**EXERCISE GOAL:**
Extract each line where the string "Service" shows up.

(Stored entries)
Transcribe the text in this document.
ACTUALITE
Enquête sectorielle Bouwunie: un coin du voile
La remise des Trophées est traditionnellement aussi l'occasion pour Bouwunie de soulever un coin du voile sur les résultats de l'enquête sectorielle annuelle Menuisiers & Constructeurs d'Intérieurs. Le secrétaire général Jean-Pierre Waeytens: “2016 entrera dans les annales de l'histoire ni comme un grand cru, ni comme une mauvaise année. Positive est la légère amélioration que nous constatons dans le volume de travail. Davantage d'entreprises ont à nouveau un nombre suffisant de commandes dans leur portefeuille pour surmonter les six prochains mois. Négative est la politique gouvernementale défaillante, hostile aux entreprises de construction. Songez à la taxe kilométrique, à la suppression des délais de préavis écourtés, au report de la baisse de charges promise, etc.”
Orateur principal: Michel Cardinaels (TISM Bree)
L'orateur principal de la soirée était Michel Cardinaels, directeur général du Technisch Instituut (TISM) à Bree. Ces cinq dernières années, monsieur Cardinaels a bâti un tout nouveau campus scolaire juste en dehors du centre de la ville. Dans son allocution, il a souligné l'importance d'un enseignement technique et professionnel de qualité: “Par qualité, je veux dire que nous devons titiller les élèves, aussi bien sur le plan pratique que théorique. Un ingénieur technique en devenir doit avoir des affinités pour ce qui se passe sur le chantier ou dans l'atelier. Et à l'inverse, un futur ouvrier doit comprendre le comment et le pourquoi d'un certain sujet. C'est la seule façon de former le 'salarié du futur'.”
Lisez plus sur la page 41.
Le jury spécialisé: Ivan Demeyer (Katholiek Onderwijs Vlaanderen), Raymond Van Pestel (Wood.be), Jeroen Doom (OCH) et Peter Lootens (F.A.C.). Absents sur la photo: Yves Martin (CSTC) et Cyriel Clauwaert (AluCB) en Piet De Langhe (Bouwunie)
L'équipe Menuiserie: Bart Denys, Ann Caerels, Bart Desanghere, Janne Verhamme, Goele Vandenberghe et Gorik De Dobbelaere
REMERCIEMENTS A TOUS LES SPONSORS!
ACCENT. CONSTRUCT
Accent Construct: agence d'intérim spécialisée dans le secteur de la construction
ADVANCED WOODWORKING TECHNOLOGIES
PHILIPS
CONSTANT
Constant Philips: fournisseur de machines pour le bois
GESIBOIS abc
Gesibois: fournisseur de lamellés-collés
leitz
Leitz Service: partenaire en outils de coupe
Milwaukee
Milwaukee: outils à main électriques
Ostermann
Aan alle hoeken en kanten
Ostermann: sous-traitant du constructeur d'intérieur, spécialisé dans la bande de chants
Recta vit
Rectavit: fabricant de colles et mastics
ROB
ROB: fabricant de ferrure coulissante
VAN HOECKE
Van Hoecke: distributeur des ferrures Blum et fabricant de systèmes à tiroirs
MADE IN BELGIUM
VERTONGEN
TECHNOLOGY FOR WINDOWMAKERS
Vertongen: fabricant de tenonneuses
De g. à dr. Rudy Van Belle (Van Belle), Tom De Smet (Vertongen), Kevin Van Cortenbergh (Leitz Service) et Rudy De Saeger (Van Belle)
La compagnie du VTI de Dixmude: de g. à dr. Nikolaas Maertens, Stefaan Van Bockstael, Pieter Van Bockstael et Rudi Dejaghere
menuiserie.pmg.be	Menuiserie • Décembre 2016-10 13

**RESULT FOR THIS TASK:**
Leitz Service: partenaire en outils de coupe
De g. à dr. Rudy Van Belle (Van Belle), Tom De Smet (Vertongen), Kevin Van Cortenbergh (Leitz Service) et Rudy De Saeger (Van Belle)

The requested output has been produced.